● WHAT TO WORK ON:
Take each line containing "Electronics" and report it exactly as written.
begin
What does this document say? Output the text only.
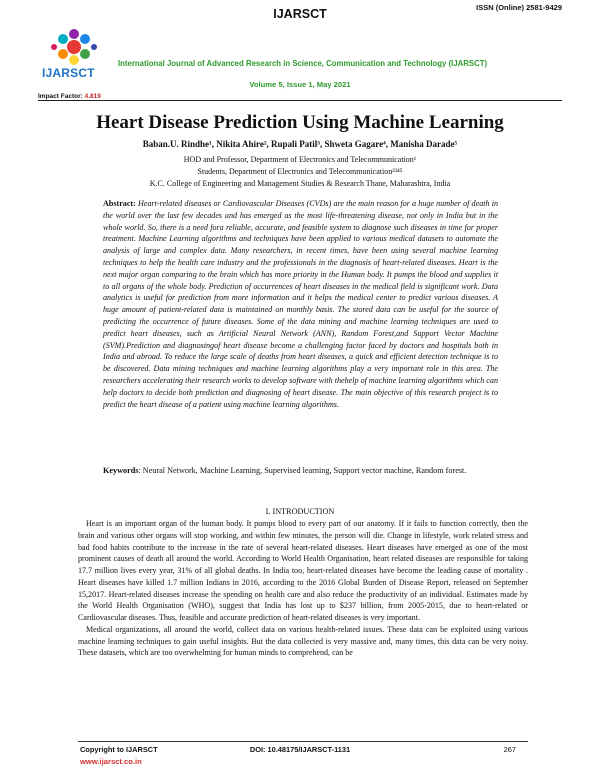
IJARSCT	ISSN (Online) 2581-9429
IJARSCT
International Journal of Advanced Research in Science, Communication and Technology (IJARSCT)
Volume 5, Issue 1, May 2021
Impact Factor: 4.819
Heart Disease Prediction Using Machine Learning
Baban.U. Rindhe¹, Nikita Ahire², Rupali Patil³, Shweta Gagare⁴, Manisha Darade⁵
HOD and Professor, Department of Electronics and Telecommunication¹
Students, Department of Electronics and Telecommunication²³⁴⁵
K.C. College of Engineering and Management Studies & Research Thane, Maharashtra, India
Abstract: Heart-related diseases or Cardiovascular Diseases (CVDs) are the main reason for a huge number of death in the world over the last few decades and has emerged as the most life-threatening disease, not only in India but in the whole world. So, there is a need fora reliable, accurate, and feasible system to diagnose such diseases in time for proper treatment. Machine Learning algorithms and techniques have been applied to various medical datasets to automate the analysis of large and complex data. Many researchers, in recent times, have been using several machine learning techniques to help the health care industry and the professionals in the diagnosis of heart-related diseases. Heart is the next major organ comparing to the brain which has more priority in the Human body. It pumps the blood and supplies it to all organs of the whole body. Prediction of occurrences of heart diseases in the medical field is significant work. Data analytics is useful for prediction from more information and it helps the medical center to predict various diseases. A huge amount of patient-related data is maintained on monthly basis. The stored data can be useful for the source of predicting the occurrence of future diseases. Some of the data mining and machine learning techniques are used to predict heart diseases, such as Artificial Neural Network (ANN), Random Forest,and Support Vector Machine (SVM).Prediction and diagnosingof heart disease become a challenging factor faced by doctors and hospitals both in India and abroad. To reduce the large scale of deaths from heart diseases, a quick and efficient detection technique is to be discovered. Data mining techniques and machine learning algorithms play a very important role in this area. The researchers accelerating their research works to develop software with thehelp of machine learning algorithms which can help doctors to decide both prediction and diagnosing of heart disease. The main objective of this research project is to predict the heart disease of a patient using machine learning algorithms.
Keywords: Neural Network, Machine Learning, Supervised learning, Support vector machine, Random forest.
I. INTRODUCTION

Heart is an important organ of the human body. It pumps blood to every part of our anatomy. If it fails to function correctly, then the brain and various other organs will stop working, and within few minutes, the person will die. Change in lifestyle, work related stress and bad food habits contribute to the increase in the rate of several heart-related diseases. Heart diseases have emerged as one of the most prominent causes of death all around the world. According to World Health Organisation, heart related diseases are responsible for taking 17.7 million lives every year, 31% of all global deaths. In India too, heart-related diseases have become the leading cause of mortality . Heart diseases have killed 1.7 million Indians in 2016, according to the 2016 Global Burden of Disease Report, released on September 15,2017. Heart-related diseases increase the spending on health care and also reduce the productivity of an individual. Estimates made by the World Health Organisation (WHO), suggest that India has lost up to $237 billion, from 2005-2015, due to heart-related or Cardiovascular diseases. Thus, feasible and accurate prediction of heart-related diseases is very important.

Medical organizations, all around the world, collect data on various health-related issues. These data can be exploited using various machine learning techniques to gain useful insights. But the data collected is very massive and, many times, this data can be very noisy. These datasets, which are too overwhelming for human minds to comprehend, can be

Copyright to IJARSCT	DOI: 10.48175/IJARSCT-1131	267
www.ijarsct.co.in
end
● COMPLETED TASK:
HOD and Professor, Department of Electronics and Telecommunication¹
Students, Department of Electronics and Telecommunication²³⁴⁵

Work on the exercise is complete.